**Supplied data**
▬▬▬
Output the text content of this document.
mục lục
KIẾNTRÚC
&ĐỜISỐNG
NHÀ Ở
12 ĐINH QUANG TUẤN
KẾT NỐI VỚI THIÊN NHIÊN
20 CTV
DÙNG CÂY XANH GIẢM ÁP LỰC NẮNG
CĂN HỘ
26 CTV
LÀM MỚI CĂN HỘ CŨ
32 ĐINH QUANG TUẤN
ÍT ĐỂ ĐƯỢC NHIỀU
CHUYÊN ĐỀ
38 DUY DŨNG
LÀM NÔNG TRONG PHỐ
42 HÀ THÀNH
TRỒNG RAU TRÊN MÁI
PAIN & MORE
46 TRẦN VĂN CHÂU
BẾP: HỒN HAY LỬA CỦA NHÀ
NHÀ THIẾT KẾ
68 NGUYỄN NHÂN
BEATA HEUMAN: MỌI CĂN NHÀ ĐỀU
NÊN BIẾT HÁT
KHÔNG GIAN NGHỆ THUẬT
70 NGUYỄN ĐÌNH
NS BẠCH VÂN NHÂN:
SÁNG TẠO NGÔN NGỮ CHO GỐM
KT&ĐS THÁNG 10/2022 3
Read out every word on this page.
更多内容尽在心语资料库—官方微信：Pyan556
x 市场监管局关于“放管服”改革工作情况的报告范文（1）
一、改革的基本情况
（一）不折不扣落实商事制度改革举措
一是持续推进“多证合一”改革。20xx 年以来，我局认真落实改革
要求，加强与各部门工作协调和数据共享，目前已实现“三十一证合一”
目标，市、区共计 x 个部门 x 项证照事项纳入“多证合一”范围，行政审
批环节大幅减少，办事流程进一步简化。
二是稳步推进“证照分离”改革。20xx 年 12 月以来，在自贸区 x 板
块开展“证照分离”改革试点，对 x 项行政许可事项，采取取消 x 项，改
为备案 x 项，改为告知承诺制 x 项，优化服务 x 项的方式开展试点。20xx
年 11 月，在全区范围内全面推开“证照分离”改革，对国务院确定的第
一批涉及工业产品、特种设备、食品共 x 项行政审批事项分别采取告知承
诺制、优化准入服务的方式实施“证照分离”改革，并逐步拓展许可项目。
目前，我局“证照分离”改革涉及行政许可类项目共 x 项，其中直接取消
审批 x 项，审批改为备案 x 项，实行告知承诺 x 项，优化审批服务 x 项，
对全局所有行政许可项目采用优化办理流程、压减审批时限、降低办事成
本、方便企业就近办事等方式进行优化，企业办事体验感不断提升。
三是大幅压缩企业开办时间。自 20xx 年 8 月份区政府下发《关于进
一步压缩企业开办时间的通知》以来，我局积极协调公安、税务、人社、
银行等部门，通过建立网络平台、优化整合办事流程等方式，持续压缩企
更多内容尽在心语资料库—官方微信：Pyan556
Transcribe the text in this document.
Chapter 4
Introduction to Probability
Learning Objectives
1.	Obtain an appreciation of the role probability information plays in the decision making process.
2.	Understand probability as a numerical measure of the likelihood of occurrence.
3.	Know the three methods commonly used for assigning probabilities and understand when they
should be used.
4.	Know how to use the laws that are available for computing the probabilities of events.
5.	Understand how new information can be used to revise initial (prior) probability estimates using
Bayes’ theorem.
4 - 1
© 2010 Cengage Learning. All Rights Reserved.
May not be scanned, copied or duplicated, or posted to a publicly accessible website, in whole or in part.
▬▬▬
**Task to complete**
Return, unchanged, each line from the line containing "Transcribe the text in this document." through the last line of the material.

**Result of the task**
Transcribe the text in this document.
Chapter 4
Introduction to Probability
Learning Objectives
1.	Obtain an appreciation of the role probability information plays in the decision making process.
2.	Understand probability as a numerical measure of the likelihood of occurrence.
3.	Know the three methods commonly used for assigning probabilities and understand when they
should be used.
4.	Know how to use the laws that are available for computing the probabilities of events.
5.	Understand how new information can be used to revise initial (prior) probability estimates using
Bayes’ theorem.
4 - 1
© 2010 Cengage Learning. All Rights Reserved.
May not be scanned, copied or duplicated, or posted to a publicly accessible website, in whole or in part.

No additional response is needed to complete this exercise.